━━━━━ DATA EXCERPTS ━━━━━

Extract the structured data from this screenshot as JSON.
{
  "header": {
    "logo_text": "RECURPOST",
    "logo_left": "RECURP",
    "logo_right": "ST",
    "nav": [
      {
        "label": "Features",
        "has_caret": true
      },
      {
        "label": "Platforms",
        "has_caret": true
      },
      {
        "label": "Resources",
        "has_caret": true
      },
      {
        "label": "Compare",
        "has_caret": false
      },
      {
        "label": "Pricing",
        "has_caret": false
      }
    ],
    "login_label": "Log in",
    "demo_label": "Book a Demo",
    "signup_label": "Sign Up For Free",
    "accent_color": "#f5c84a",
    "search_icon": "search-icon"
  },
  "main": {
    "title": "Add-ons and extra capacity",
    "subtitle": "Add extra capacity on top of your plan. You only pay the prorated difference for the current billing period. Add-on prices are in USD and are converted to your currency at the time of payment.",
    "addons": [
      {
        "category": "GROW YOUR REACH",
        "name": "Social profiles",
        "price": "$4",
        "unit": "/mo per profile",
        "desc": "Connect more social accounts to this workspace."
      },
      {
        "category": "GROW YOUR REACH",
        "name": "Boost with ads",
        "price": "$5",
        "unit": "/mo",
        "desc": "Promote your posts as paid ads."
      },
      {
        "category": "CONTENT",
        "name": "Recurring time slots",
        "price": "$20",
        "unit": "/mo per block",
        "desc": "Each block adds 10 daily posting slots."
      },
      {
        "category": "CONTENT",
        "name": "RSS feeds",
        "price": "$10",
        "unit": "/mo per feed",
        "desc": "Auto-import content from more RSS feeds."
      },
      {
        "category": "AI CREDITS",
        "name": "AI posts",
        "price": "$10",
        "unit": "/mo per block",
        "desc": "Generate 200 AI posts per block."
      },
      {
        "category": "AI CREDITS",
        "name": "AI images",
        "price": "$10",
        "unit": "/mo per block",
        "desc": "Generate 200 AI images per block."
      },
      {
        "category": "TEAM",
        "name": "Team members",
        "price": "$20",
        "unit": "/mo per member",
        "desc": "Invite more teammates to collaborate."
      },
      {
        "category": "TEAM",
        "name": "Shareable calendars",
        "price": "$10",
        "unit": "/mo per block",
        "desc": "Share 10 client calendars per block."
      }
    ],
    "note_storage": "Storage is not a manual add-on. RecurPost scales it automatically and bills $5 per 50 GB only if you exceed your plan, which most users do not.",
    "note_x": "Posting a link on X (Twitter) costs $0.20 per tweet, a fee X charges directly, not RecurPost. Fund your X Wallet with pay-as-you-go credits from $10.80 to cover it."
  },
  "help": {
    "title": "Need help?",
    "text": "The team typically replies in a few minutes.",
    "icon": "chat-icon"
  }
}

━━━━━

**WORK TO DO:**
Search the data for "from". Copy every line that has it.

**EXERCISE RESULT:**
Extract the structured data from this screenshot as JSON.
        "desc": "Auto-import content from more RSS feeds."
    "note_x": "Posting a link on X (Twitter) costs $0.20 per tweet, a fee X charges directly, not RecurPost. Fund your X Wallet with pay-as-you-go credits from $10.80 to cover it."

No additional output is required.